[Estratto della pagina]
- - -
4The Mandalorian – Disney+
Prendi un greatest hits di Star Wars (con l’approccio manicheo di George Lucas, non quello sovraccarico di J.J. Abrams), aggiungi un pizzico di Kurosawa e agita con una bella dose di Sergio Leone: il risultato è esattamente quello che serviva a Disney per redimersi agli occhi dei fan duri e puri (e pure parecchio incazzati) di Guerre Stellari. E cioè uno spaghetti western spaziale, con al centro un cacciatore di taglie solitario, senza nome e senza volto (sotto l’elmo mandaloriano c’è Pedro Pascal) che vive ai margini della galassia. Il resto lo fa il compagno di viaggio del pistolero, vero e proprio colpo di genio dello showrunner Jon Favreau e soci: tutti pazzi per Baby Yoda. E per The Mandalorian.
3The Last Dance – Netflix
Una docuserie sportiva? Sì: la più bella di sempre. Ma non solo quello: si può tranquillamente scomodare Shakespeare, come spesso accade in questi casi. Perché l’ultima stagione dei Bulls di Michael Jordan diventa il pretesto per un racconto di uomini e di eroi, di glorie e di tradimenti, di guerre e di fantasmi. Il protagonista è un re ferito che, per la prima volta, si rivela più umano che mai. E poi c’è l’eterno secondo (non Toto Cutugno: Scottie Pippen) che non può puntare al trono, il conflitto tra Otello e Iago (il coach Phil Jackson vs il patron Jerry Krause) e persino un meraviglioso Falstaff (Dennis Rodman che fugge a Las Vegas). Per questo The Last Dance è diventata un fenomeno trasversale, capace di appassionare anche chi dell’NBA non conosce nulla. È questa la sua forza, questo il benchmark che d’ora in poi rappresenterà per qualsiasi serie (non solo) sportiva. Up in the Air (Jordan).
- - -
[Esercizi da svolgere]
• 1. Secondo l'estratto, quale attore si trova sotto l'elmo mandaloriano?
• 2. Riscrivi il passo dell'estratto che parte da "4The Mandalorian –" e arriva fino a "per The Mandalorian.", sostituendo "cacciatore di taglie" con "mercenario".
- - -
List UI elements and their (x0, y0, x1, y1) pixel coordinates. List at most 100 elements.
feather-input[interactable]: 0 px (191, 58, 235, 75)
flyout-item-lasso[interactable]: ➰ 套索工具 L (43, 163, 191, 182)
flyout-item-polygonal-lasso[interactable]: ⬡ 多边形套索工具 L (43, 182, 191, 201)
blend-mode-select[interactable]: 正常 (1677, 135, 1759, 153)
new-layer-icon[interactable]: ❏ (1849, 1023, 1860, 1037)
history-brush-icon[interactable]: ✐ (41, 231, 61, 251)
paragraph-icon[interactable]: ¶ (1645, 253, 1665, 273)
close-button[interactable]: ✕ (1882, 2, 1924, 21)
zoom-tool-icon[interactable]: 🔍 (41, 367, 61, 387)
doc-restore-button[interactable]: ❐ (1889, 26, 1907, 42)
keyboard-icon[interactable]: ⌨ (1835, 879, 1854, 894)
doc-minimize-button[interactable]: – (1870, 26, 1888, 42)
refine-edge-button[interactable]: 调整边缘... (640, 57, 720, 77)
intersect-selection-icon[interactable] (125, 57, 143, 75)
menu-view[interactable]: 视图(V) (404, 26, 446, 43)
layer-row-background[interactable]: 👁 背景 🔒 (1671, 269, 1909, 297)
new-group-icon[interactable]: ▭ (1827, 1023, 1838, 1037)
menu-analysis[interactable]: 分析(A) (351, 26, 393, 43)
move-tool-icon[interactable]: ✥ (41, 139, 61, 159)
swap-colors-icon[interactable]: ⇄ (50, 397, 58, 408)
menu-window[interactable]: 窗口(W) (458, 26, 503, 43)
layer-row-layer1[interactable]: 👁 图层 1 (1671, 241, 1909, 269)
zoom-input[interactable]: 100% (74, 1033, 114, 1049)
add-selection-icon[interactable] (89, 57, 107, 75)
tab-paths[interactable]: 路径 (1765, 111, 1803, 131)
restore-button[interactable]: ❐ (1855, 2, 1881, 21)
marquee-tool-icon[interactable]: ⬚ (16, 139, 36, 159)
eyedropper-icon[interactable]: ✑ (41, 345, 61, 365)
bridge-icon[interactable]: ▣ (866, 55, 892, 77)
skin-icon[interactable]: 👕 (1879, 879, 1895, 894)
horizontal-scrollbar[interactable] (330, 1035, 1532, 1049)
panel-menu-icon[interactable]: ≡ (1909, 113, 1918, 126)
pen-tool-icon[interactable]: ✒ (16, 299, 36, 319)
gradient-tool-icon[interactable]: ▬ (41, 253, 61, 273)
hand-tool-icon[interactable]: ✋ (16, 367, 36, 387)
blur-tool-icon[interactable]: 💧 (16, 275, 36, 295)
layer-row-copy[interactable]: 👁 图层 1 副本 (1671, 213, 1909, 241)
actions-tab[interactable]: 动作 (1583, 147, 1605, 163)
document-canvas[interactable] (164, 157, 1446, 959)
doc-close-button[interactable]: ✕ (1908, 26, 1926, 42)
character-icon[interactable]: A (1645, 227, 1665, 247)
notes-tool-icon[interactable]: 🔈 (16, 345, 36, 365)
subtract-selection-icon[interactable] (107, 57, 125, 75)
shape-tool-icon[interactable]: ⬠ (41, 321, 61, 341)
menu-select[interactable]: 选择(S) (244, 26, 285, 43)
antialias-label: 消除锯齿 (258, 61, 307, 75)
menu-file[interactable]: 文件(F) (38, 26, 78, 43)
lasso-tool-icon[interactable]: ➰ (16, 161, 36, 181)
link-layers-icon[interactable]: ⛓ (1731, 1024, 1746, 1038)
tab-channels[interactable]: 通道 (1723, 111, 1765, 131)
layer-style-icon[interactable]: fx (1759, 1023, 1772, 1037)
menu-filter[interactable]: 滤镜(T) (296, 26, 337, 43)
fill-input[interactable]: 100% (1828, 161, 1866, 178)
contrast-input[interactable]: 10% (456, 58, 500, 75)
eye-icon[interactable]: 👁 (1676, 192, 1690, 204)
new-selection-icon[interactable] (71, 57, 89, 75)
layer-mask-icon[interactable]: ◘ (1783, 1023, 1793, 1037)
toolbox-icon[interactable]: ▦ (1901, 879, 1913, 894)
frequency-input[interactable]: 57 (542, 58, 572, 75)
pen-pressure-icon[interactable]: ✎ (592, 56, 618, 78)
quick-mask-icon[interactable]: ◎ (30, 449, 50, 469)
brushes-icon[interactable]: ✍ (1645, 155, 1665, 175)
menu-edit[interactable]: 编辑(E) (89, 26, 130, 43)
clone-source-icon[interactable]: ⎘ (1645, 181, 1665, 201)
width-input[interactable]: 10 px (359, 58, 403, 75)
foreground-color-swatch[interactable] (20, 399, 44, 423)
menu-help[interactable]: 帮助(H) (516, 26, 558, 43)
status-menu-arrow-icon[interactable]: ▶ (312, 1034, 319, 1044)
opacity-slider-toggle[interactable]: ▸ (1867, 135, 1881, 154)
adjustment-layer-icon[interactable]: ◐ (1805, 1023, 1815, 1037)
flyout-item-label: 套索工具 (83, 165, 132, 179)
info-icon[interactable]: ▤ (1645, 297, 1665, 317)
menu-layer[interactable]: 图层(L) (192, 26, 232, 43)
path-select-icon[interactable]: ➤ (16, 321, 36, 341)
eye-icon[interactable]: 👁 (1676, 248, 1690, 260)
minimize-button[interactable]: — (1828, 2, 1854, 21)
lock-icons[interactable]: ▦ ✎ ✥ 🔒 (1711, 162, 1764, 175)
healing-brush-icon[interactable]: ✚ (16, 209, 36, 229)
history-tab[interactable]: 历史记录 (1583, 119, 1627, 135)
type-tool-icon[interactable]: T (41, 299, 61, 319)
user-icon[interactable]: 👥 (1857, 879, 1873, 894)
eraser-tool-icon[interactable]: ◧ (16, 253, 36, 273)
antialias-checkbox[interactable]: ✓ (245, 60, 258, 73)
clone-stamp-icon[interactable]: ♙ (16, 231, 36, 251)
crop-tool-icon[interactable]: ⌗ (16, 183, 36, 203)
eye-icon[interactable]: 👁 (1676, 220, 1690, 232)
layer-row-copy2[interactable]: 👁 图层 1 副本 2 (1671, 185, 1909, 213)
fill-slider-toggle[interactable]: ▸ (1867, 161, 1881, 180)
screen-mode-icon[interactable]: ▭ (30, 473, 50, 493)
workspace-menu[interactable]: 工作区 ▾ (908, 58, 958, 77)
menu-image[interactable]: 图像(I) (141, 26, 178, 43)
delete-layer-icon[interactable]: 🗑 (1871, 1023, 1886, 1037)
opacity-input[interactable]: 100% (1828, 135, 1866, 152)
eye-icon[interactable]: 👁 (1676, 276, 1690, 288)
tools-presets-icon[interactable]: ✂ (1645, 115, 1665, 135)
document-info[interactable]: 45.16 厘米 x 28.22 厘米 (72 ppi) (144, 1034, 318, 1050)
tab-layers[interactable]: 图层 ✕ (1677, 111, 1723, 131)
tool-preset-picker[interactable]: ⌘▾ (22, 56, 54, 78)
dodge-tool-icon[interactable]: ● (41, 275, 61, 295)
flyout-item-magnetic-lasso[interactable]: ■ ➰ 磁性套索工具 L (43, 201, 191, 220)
- - -
[Risposte]
• 1. Pedro Pascal.

• 2.
4The Mandalorian – Disney+
Prendi un greatest hits di Star Wars (con l’approccio manicheo di George Lucas, non quello sovraccarico di J.J. Abrams), aggiungi un pizzico di Kurosawa e agita con una bella dose di Sergio Leone: il risultato è esattamente quello che serviva a Disney per redimersi agli occhi dei fan duri e puri (e pure parecchio incazzati) di Guerre Stellari. E cioè uno spaghetti western spaziale, con al centro un mercenario solitario, senza nome e senza volto (sotto l’elmo mandaloriano c’è Pedro Pascal) che vive ai margini della galassia. Il resto lo fa il compagno di viaggio del pistolero, vero e proprio colpo di genio dello showrunner Jon Favreau e soci: tutti pazzi per Baby Yoda. E per The Mandalorian.